▶ [GIVEN TASK]: Reply with the count of lines holding "xlabel", nothing more.

▶ [Records about charts and figures]:
____
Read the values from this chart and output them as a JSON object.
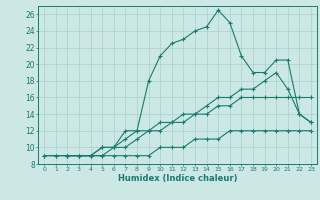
{
  "title": "",
  "xlabel": "Humidex (Indice chaleur)",
  "bg_color": "#cce8e4",
  "grid_color": "#aad0cc",
  "line_color": "#1a7a6e",
  "xlim": [
    -0.5,
    23.5
  ],
  "ylim": [
    8,
    27
  ],
  "xticks": [
    0,
    1,
    2,
    3,
    4,
    5,
    6,
    7,
    8,
    9,
    10,
    11,
    12,
    13,
    14,
    15,
    16,
    17,
    18,
    19,
    20,
    21,
    22,
    23
  ],
  "yticks": [
    8,
    10,
    12,
    14,
    16,
    18,
    20,
    22,
    24,
    26
  ],
  "lines": [
    {
      "x": [
        0,
        1,
        2,
        3,
        4,
        5,
        6,
        7,
        8,
        9,
        10,
        11,
        12,
        13,
        14,
        15,
        16,
        17,
        18,
        19,
        20,
        21,
        22,
        23
      ],
      "y": [
        9,
        9,
        9,
        9,
        9,
        9,
        9,
        9,
        9,
        9,
        10,
        10,
        10,
        11,
        11,
        11,
        12,
        12,
        12,
        12,
        12,
        12,
        12,
        12
      ]
    },
    {
      "x": [
        0,
        1,
        2,
        3,
        4,
        5,
        6,
        7,
        8,
        9,
        10,
        11,
        12,
        13,
        14,
        15,
        16,
        17,
        18,
        19,
        20,
        21,
        22,
        23
      ],
      "y": [
        9,
        9,
        9,
        9,
        9,
        10,
        10,
        10,
        11,
        12,
        12,
        13,
        13,
        14,
        14,
        15,
        15,
        16,
        16,
        16,
        16,
        16,
        16,
        16
      ]
    },
    {
      "x": [
        2,
        3,
        4,
        5,
        6,
        7,
        8,
        9,
        10,
        11,
        12,
        13,
        14,
        15,
        16,
        17,
        18,
        19,
        20,
        21,
        22,
        23
      ],
      "y": [
        9,
        9,
        9,
        9,
        10,
        11,
        12,
        12,
        13,
        13,
        14,
        14,
        15,
        16,
        16,
        17,
        17,
        18,
        19,
        17,
        14,
        13
      ]
    },
    {
      "x": [
        2,
        3,
        4,
        5,
        6,
        7,
        8,
        9,
        10,
        11,
        12,
        13,
        14,
        15,
        16,
        17,
        18,
        19,
        20,
        21,
        22,
        23
      ],
      "y": [
        9,
        9,
        9,
        10,
        10,
        12,
        12,
        18,
        21,
        22.5,
        23,
        24,
        24.5,
        26.5,
        25,
        21,
        19,
        19,
        20.5,
        20.5,
        14,
        13
      ]
    }
  ]
}
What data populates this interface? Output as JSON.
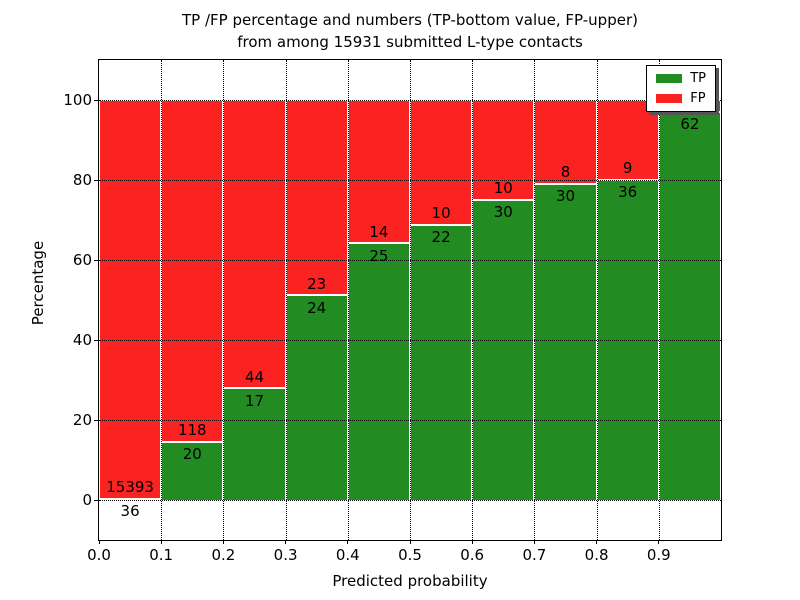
{
  "chart_data": {
    "type": "bar",
    "stacked": true,
    "title_lines": [
      "TP /FP percentage and numbers (TP-bottom value, FP-upper)",
      "from among 15931 submitted L-type contacts"
    ],
    "xlabel": "Predicted probability",
    "ylabel": "Percentage",
    "xlim": [
      0.0,
      1.0
    ],
    "ylim": [
      -10,
      110
    ],
    "xticks": [
      0.0,
      0.1,
      0.2,
      0.3,
      0.4,
      0.5,
      0.6,
      0.7,
      0.8,
      0.9
    ],
    "xtick_labels": [
      "0.0",
      "0.1",
      "0.2",
      "0.3",
      "0.4",
      "0.5",
      "0.6",
      "0.7",
      "0.8",
      "0.9"
    ],
    "yticks": [
      0,
      20,
      40,
      60,
      80,
      100
    ],
    "ytick_labels": [
      "0",
      "20",
      "40",
      "60",
      "80",
      "100"
    ],
    "grid": true,
    "colors": {
      "tp": "#228b22",
      "fp": "#fb2222"
    },
    "legend": {
      "position": "upper right",
      "entries": [
        {
          "label": "TP",
          "color": "#228b22"
        },
        {
          "label": "FP",
          "color": "#fb2222"
        }
      ]
    },
    "bins": [
      {
        "x0": 0.0,
        "x1": 0.1,
        "tp": 36,
        "fp": 15393,
        "tp_pct": 0.23
      },
      {
        "x0": 0.1,
        "x1": 0.2,
        "tp": 20,
        "fp": 118,
        "tp_pct": 14.49
      },
      {
        "x0": 0.2,
        "x1": 0.3,
        "tp": 17,
        "fp": 44,
        "tp_pct": 27.87
      },
      {
        "x0": 0.3,
        "x1": 0.4,
        "tp": 24,
        "fp": 23,
        "tp_pct": 51.06
      },
      {
        "x0": 0.4,
        "x1": 0.5,
        "tp": 25,
        "fp": 14,
        "tp_pct": 64.1
      },
      {
        "x0": 0.5,
        "x1": 0.6,
        "tp": 22,
        "fp": 10,
        "tp_pct": 68.75
      },
      {
        "x0": 0.6,
        "x1": 0.7,
        "tp": 30,
        "fp": 10,
        "tp_pct": 75.0
      },
      {
        "x0": 0.7,
        "x1": 0.8,
        "tp": 30,
        "fp": 8,
        "tp_pct": 78.95
      },
      {
        "x0": 0.8,
        "x1": 0.9,
        "tp": 36,
        "fp": 9,
        "tp_pct": 80.0
      },
      {
        "x0": 0.9,
        "x1": 1.0,
        "tp": 62,
        "fp": null,
        "tp_pct": 96.9
      }
    ]
  }
}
____
▶ [EXPECTED ANSWER]: 2